-------- Provided passage --------

Where do you look if you want to see someone’s theology? Is it on their bookshelves? No, that’s other people’s theology. (Or to be more exact, that’s other people’s descriptions and interpretations of what theology is. Real theology, like the Word-Made-Flesh, also has to become flesh in your life. So you have to look at people’s lives to see their theology. Don’t forget to notice how they see and treat other people. Your way of seeing others and your way of seeing God are both cut from the same bolt of cloth.
The Pharisees were a devout and God-fearing group. They had a simple theology: God loves devout, God-fearing people and he hates those who aren’t, namely, sinners. If this is how God is, then—the Pharisees concluded—so should we be. The Pharisees dis-agreed among themselves about who Jesus was, so Simon wanted a closer look.
There were three points of courtesy to observe when you invited a rabbi to your home: 1. You placed your hand on his shoulder and gave him the kiss of peace; 2. You washed his feet; and 3. You burned a grain of incense, or put a drop of aromatic oil on his head. Simon did none of these things when Jesus came to his house. The message was clear: Simon was not about to call Jesus rabbi, and these blatant omissions of proper etiquette did not go unnoticed by Jesus.

--------

▶ _Work item_
In the passage about seeing someone's theology, why does the writer say you must look at people's lives rather than their bookshelves? Answer in one to three sentences.

-------- Supplied information --------

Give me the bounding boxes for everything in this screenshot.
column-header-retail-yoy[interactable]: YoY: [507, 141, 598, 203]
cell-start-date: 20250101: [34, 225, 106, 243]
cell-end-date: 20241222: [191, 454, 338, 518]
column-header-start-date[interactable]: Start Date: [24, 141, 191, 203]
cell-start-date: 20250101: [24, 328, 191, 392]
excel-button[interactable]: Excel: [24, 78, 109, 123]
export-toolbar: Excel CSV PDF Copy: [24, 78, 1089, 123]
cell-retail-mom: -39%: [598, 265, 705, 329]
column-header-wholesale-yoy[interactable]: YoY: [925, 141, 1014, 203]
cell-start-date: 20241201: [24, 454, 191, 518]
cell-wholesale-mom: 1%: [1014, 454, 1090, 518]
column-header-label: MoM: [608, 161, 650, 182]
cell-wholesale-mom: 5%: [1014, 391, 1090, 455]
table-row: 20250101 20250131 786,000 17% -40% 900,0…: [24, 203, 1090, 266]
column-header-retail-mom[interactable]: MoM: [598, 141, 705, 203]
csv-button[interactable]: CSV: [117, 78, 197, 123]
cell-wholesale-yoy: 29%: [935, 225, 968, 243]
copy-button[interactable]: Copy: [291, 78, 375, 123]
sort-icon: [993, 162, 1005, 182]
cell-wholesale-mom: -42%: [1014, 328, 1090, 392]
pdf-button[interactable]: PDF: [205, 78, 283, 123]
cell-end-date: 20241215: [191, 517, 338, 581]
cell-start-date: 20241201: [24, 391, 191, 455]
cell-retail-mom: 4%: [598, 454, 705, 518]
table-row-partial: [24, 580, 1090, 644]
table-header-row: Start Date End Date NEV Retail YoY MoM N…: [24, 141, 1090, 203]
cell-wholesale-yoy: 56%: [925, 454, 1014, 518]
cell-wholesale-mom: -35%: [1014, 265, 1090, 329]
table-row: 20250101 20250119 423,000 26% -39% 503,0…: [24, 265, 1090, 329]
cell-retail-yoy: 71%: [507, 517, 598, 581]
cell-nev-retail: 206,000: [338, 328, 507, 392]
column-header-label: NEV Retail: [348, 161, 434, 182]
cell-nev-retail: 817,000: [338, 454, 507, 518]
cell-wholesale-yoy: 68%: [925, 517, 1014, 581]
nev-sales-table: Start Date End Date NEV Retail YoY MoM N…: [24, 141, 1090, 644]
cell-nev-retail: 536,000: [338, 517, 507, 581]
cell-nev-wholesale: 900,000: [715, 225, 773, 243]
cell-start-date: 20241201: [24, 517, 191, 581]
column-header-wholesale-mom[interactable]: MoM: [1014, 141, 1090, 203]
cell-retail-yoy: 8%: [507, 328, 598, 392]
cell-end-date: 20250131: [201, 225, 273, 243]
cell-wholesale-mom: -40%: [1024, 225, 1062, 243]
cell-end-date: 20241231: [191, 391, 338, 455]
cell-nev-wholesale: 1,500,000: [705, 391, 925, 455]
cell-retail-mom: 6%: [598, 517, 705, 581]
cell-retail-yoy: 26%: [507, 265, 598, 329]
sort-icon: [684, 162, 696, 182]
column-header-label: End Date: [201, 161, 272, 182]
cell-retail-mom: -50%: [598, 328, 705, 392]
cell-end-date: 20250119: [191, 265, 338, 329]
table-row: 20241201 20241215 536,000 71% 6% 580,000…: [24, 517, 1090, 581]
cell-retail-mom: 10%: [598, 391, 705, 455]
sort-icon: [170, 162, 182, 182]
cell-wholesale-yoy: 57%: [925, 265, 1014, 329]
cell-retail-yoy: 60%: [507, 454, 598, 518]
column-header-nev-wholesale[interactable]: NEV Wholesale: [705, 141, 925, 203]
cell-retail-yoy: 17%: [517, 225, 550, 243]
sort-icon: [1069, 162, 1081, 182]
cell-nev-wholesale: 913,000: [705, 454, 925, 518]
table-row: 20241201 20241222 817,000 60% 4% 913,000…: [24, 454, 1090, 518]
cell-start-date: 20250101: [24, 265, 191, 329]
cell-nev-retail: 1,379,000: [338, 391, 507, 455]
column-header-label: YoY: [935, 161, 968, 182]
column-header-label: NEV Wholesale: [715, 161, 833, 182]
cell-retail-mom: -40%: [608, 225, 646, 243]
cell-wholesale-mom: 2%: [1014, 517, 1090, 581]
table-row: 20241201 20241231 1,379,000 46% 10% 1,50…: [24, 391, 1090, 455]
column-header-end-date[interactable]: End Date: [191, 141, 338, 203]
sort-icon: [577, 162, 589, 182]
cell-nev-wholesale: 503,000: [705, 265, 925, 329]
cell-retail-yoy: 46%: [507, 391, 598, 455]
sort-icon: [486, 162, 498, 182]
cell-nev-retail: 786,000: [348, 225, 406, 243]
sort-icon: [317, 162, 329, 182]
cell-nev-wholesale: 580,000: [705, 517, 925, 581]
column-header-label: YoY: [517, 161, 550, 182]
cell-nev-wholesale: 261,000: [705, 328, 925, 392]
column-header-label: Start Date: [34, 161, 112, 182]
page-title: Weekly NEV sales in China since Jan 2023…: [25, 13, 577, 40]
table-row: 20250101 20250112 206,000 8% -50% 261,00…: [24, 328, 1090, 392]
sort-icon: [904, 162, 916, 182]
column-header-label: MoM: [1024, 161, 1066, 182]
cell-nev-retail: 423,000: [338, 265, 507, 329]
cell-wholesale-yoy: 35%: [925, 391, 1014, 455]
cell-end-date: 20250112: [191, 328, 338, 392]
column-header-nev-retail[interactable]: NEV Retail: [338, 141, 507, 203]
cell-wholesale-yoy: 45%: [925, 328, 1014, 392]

--------

▶ _Reply_
Bookshelves hold other people's descriptions and interpretations of what theology is, not the owner's own theology. Real theology, like the Word-Made-Flesh, has to become flesh in a person's life, so it can only be seen there.